**What is asked**
Restate all of the data exactly.

[BEGIN Extracted information]

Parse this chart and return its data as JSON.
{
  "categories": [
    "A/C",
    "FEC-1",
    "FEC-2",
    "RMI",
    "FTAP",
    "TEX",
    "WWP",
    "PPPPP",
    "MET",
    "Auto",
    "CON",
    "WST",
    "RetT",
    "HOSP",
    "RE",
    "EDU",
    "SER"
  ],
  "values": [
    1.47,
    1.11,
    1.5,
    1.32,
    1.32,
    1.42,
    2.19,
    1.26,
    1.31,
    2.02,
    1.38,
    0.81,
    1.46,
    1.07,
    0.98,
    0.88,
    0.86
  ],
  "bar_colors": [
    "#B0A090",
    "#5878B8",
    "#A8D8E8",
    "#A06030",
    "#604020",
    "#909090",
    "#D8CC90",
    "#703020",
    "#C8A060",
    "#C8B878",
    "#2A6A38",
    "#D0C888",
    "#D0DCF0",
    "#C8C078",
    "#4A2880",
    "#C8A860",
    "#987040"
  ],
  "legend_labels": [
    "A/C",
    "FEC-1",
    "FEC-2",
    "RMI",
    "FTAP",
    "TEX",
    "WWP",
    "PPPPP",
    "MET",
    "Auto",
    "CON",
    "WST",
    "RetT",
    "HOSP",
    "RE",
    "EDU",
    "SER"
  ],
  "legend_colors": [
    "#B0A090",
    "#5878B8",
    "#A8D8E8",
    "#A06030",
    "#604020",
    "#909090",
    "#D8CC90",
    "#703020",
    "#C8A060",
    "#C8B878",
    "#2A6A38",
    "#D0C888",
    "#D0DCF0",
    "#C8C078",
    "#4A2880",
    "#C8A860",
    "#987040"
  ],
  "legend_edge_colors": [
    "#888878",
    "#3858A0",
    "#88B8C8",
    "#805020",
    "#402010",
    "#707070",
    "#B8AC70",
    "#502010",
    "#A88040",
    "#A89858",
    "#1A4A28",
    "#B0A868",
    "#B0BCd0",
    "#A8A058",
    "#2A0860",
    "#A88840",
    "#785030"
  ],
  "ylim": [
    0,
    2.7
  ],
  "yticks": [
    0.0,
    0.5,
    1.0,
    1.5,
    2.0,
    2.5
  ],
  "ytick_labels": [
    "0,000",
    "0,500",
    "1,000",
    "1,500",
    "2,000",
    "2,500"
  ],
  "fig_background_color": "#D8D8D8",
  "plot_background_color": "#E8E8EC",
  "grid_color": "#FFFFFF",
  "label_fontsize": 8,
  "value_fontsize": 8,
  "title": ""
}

[END Extracted information]

**Task solution**
Parse this chart and return its data as JSON.
{
  "categories": [
    "A/C",
    "FEC-1",
    "FEC-2",
    "RMI",
    "FTAP",
    "TEX",
    "WWP",
    "PPPPP",
    "MET",
    "Auto",
    "CON",
    "WST",
    "RetT",
    "HOSP",
    "RE",
    "EDU",
    "SER"
  ],
  "values": [
    1.47,
    1.11,
    1.5,
    1.32,
    1.32,
    1.42,
    2.19,
    1.26,
    1.31,
    2.02,
    1.38,
    0.81,
    1.46,
    1.07,
    0.98,
    0.88,
    0.86
  ],
  "bar_colors": [
    "#B0A090",
    "#5878B8",
    "#A8D8E8",
    "#A06030",
    "#604020",
    "#909090",
    "#D8CC90",
    "#703020",
    "#C8A060",
    "#C8B878",
    "#2A6A38",
    "#D0C888",
    "#D0DCF0",
    "#C8C078",
    "#4A2880",
    "#C8A860",
    "#987040"
  ],
  "legend_labels": [
    "A/C",
    "FEC-1",
    "FEC-2",
    "RMI",
    "FTAP",
    "TEX",
    "WWP",
    "PPPPP",
    "MET",
    "Auto",
    "CON",
    "WST",
    "RetT",
    "HOSP",
    "RE",
    "EDU",
    "SER"
  ],
  "legend_colors": [
    "#B0A090",
    "#5878B8",
    "#A8D8E8",
    "#A06030",
    "#604020",
    "#909090",
    "#D8CC90",
    "#703020",
    "#C8A060",
    "#C8B878",
    "#2A6A38",
    "#D0C888",
    "#D0DCF0",
    "#C8C078",
    "#4A2880",
    "#C8A860",
    "#987040"
  ],
  "legend_edge_colors": [
    "#888878",
    "#3858A0",
    "#88B8C8",
    "#805020",
    "#402010",
    "#707070",
    "#B8AC70",
    "#502010",
    "#A88040",
    "#A89858",
    "#1A4A28",
    "#B0A868",
    "#B0BCd0",
    "#A8A058",
    "#2A0860",
    "#A88840",
    "#785030"
  ],
  "ylim": [
    0,
    2.7
  ],
  "yticks": [
    0.0,
    0.5,
    1.0,
    1.5,
    2.0,
    2.5
  ],
  "ytick_labels": [
    "0,000",
    "0,500",
    "1,000",
    "1,500",
    "2,000",
    "2,500"
  ],
  "fig_background_color": "#D8D8D8",
  "plot_background_color": "#E8E8EC",
  "grid_color": "#FFFFFF",
  "label_fontsize": 8,
  "value_fontsize": 8,
  "title": ""
}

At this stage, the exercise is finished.